TAREAS DEL EJERCICIO
A – Reproduce del fragmento proporcionado todo lo que va desde "Por otro lado, lo" hasta "no de saber.", y cambia "antropología" por "economía".
B – Enumera todas las disciplinas que el fragmento proporcionado menciona como ejemplos, tanto de ciencias exactas como de las que se autoidentifican como ciencias.
C – Según el fragmento proporcionado, ¿en qué año estableció Kurt Gödel su resultado sobre los números enteros?

FRAGMENTO PROPORCIONADO
****************************************
Por otro lado, lo que puede ser relativamente cierto para una ciencia exacta, como las matemáticas o la física, no lo es para otras disciplinas que se autoidentifican como ciencias, por ejemplo la sociología, la psicología o la antropología. Las primeras están basadas en evidencias concretas presentes en la naturaleza, que no varían con el tiempo excepto en lo que se refiere a su comprensión; las segundas dependen no sólo de las evidencias, sino del tiempo en todas sus implicaciones y, sin duda, del comportamiento humano, con todas las incertidumbres inherentes y con la posibilidad de intuir, no de saber.
La segunda premisa —sólo es cierto lo que puede ser demostrado— ya no es una verdad científica inamovible, si alguna vez lo fue, desde que Kurt Gödel estableció en 1931 algo tan sencillo y genial como que la validez de los números enteros, los propios números enteros, no pueden demostrarse desde el propio universo de los números enteros, y que de hecho no existe un sistema matemático capaz de demostrarlos. Dice Douglas Hofstadter:
El Teorema de Gödel tuvo un efecto electrizante sobre los lógicos, matemáticos y filósofos interesados en los fundamentos de las matemáticas, pues mostró que ningún sistema establecido, no importaba cuán complejo, podía representar la complejidad de los números enteros: 0, 1, 2, 3...
****************************************
MATERIAL EXTRAÍDO
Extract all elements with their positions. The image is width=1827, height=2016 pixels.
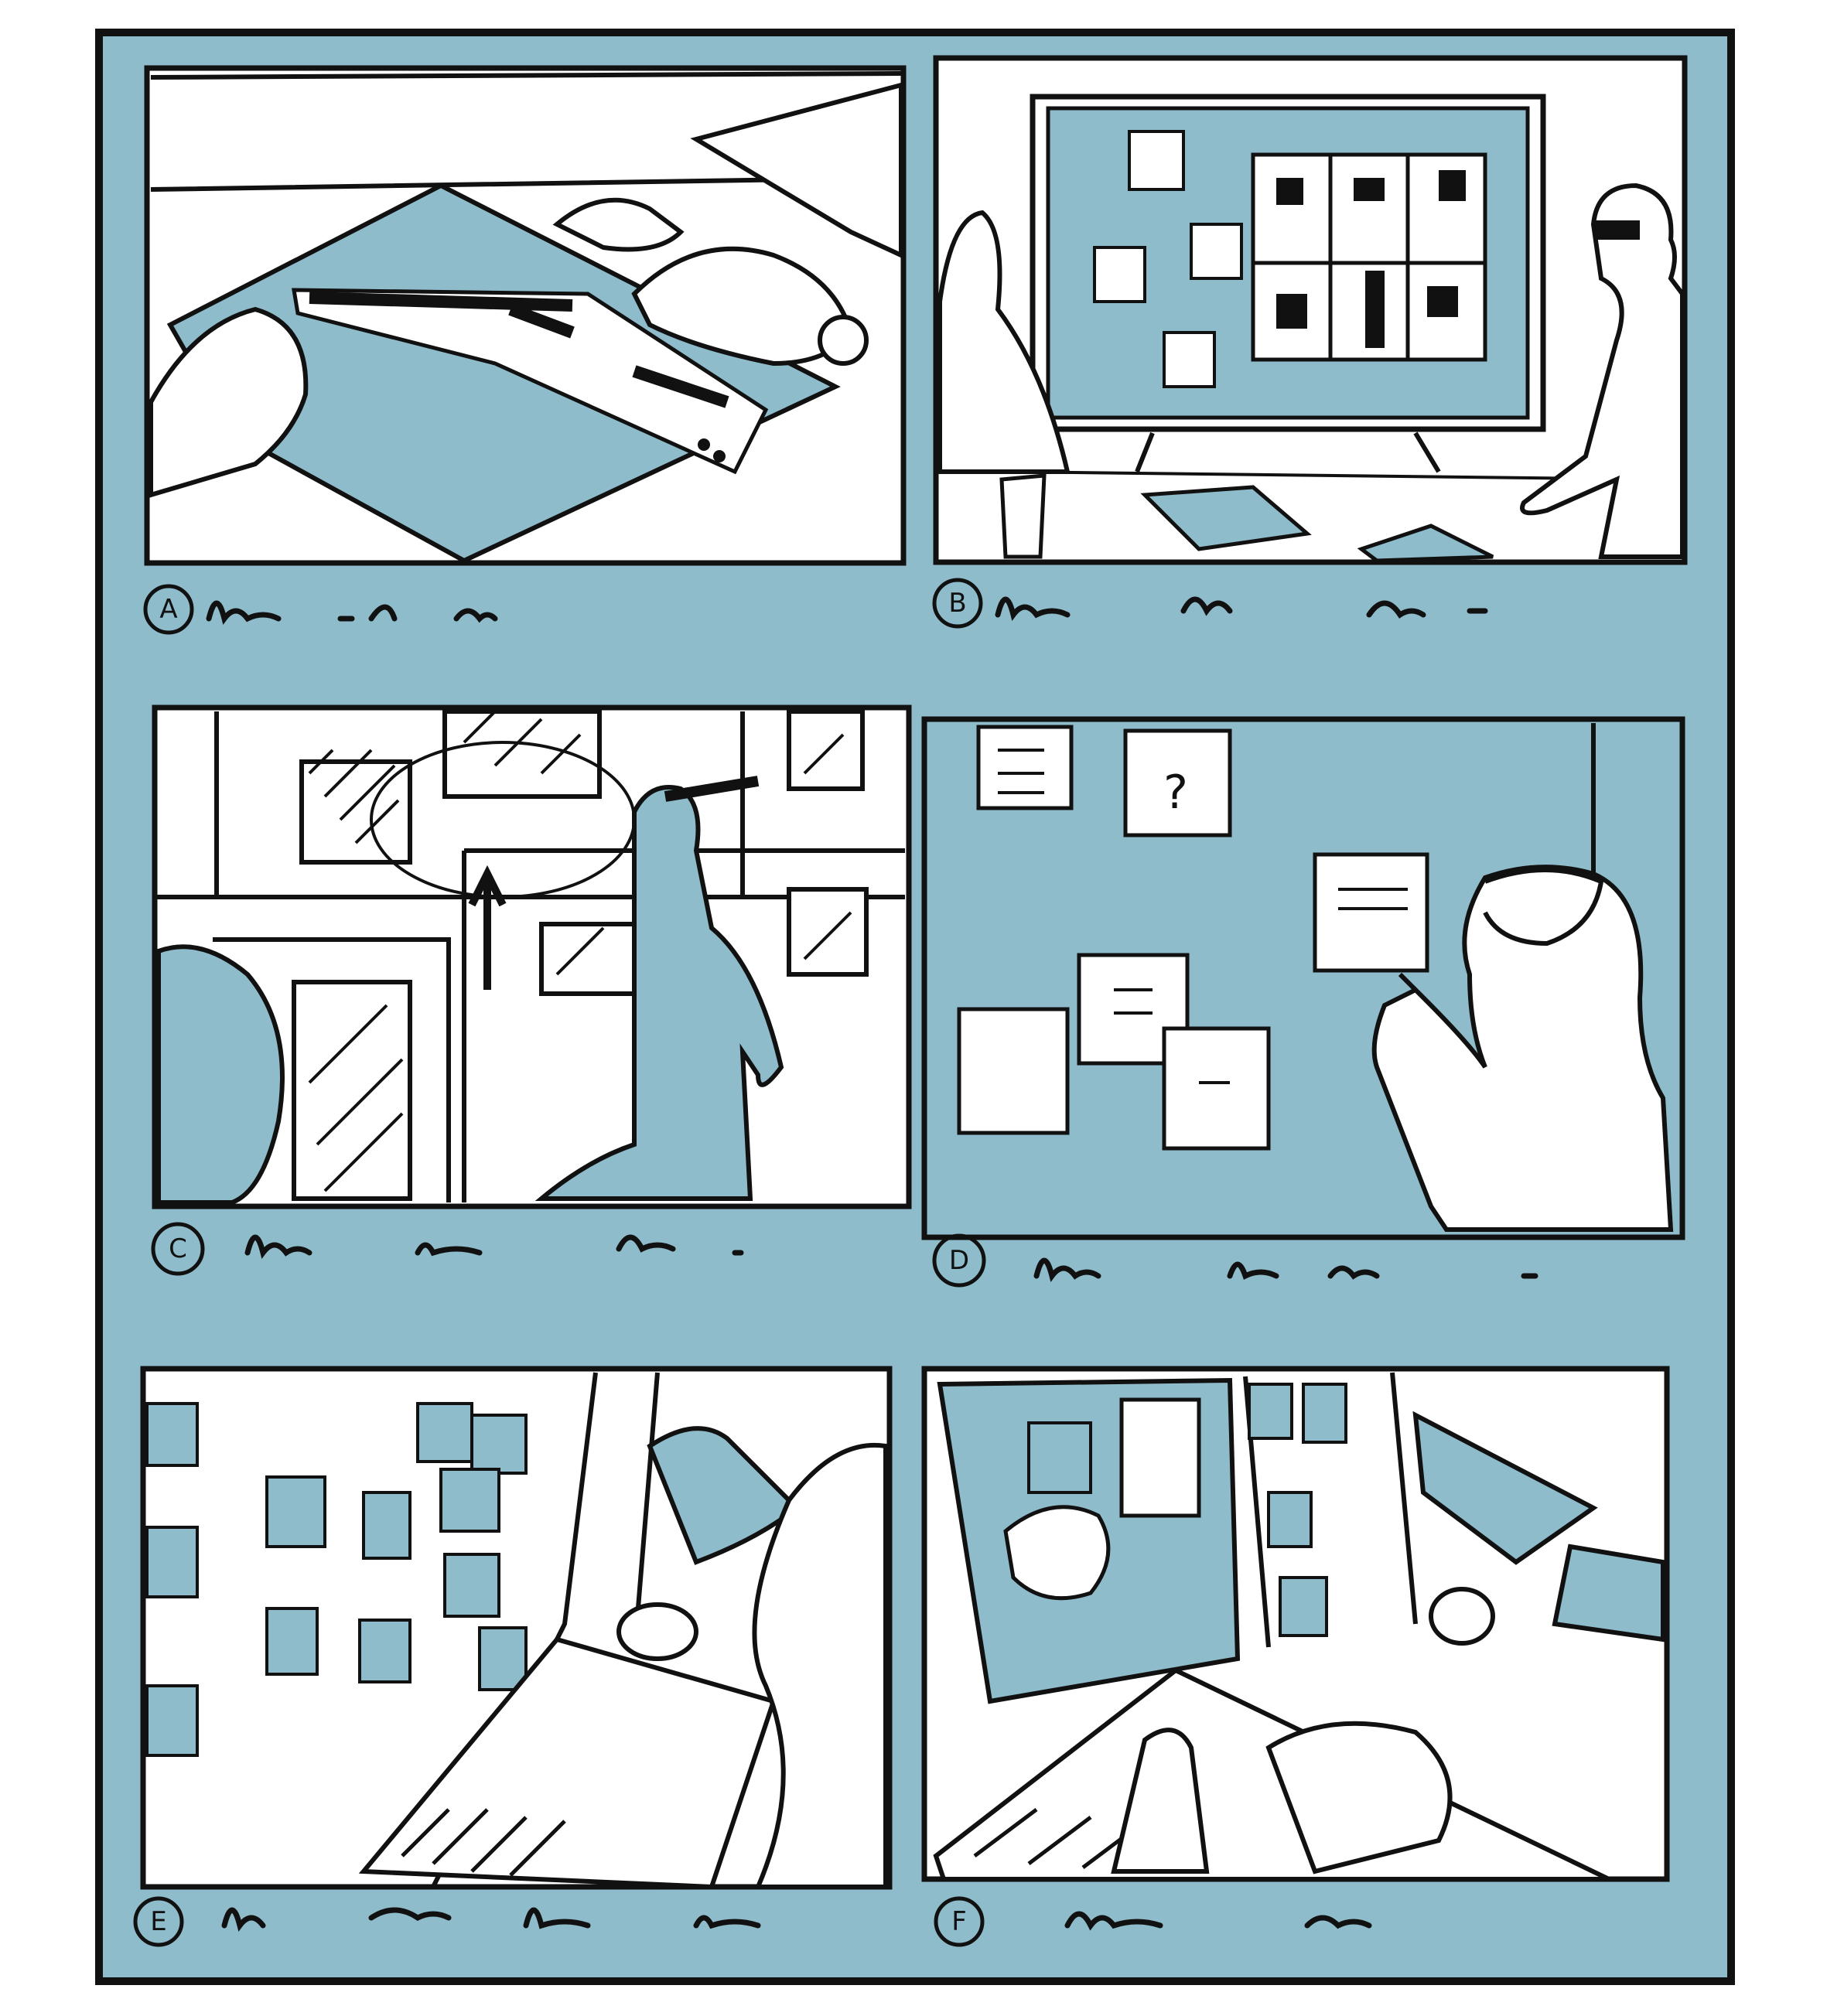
svg-text:?: ?: [1163, 766, 1188, 820]
panel-label-d: D: [948, 1245, 970, 1276]
panel-label-b: B: [948, 588, 967, 619]
panel-label-e: E: [150, 1906, 167, 1937]
panel-label-a: A: [159, 594, 178, 625]
panel-label-f: F: [951, 1906, 967, 1937]
panel-c: [152, 704, 912, 1209]
cup: [999, 473, 1047, 559]
panel-a: [144, 65, 907, 566]
panel-b: [933, 55, 1688, 565]
panel-e: [140, 1366, 893, 1890]
panel-label-c: C: [169, 1233, 187, 1264]
mouse: [616, 1602, 698, 1661]
panel-f: [921, 1366, 1670, 1882]
storyboard-sheet: ?: [95, 29, 1735, 1985]
panel-d: ?: [921, 716, 1685, 1240]
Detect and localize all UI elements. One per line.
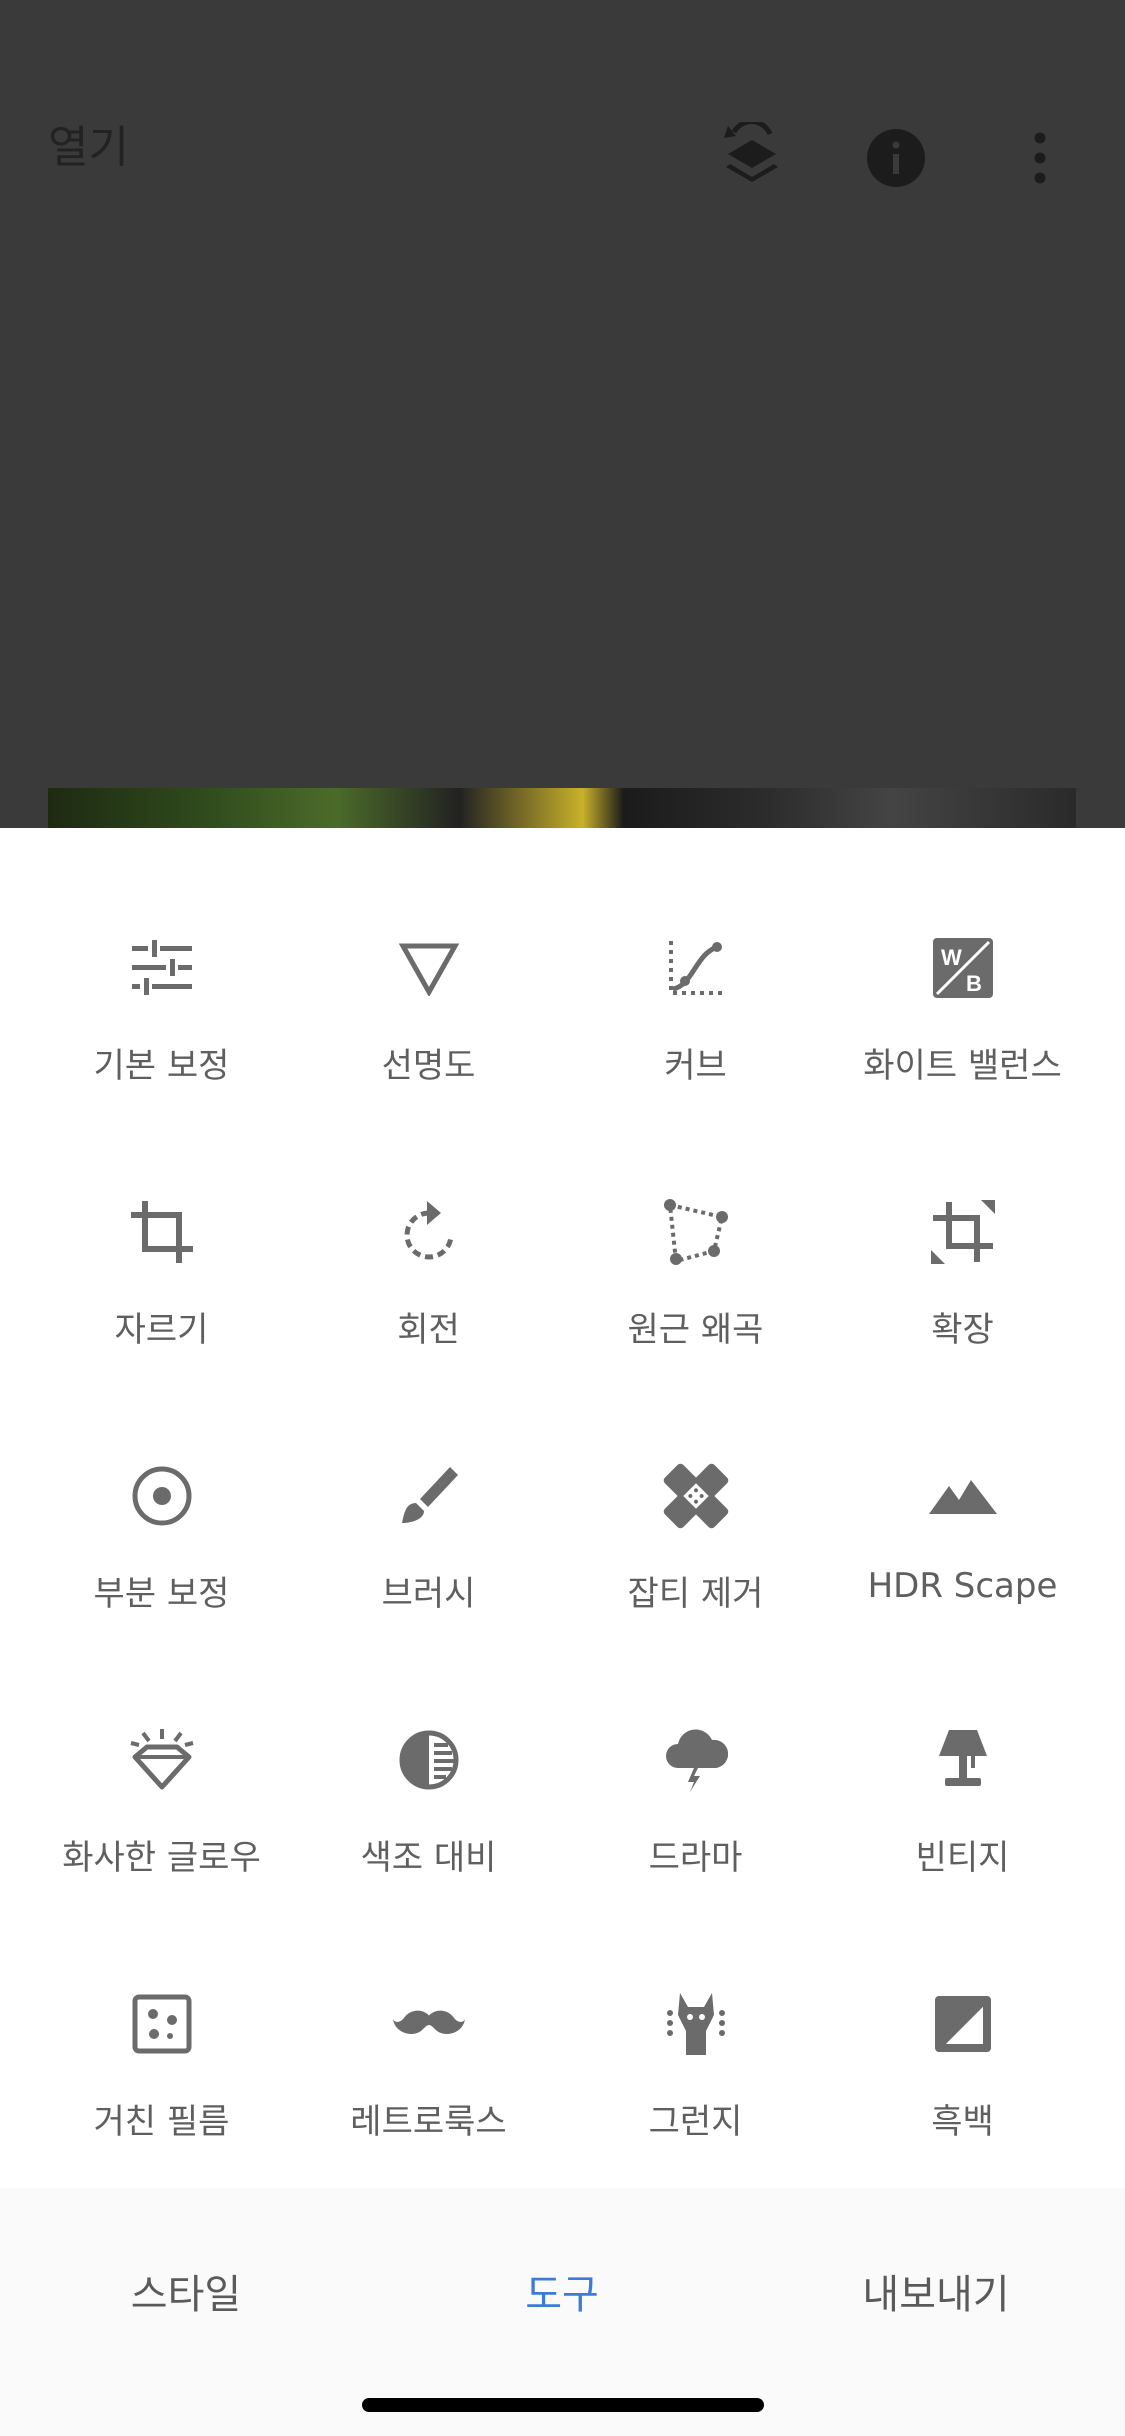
****************************************
LAS RESPUESTAS
A –
Por otro lado, lo que puede ser relativamente cierto para una ciencia exacta, como las matemáticas o la física, no lo es para otras disciplinas que se autoidentifican como ciencias, por ejemplo la sociología, la psicología o la economía. Las primeras están basadas en evidencias concretas presentes en la naturaleza, que no varían con el tiempo excepto en lo que se refiere a su comprensión; las segundas dependen no sólo de las evidencias, sino del tiempo en todas sus implicaciones y, sin duda, del comportamiento humano, con todas las incertidumbres inherentes y con la posibilidad de intuir, no de saber.

B – Matemáticas, física, sociología, psicología y antropología.

C – En 1931.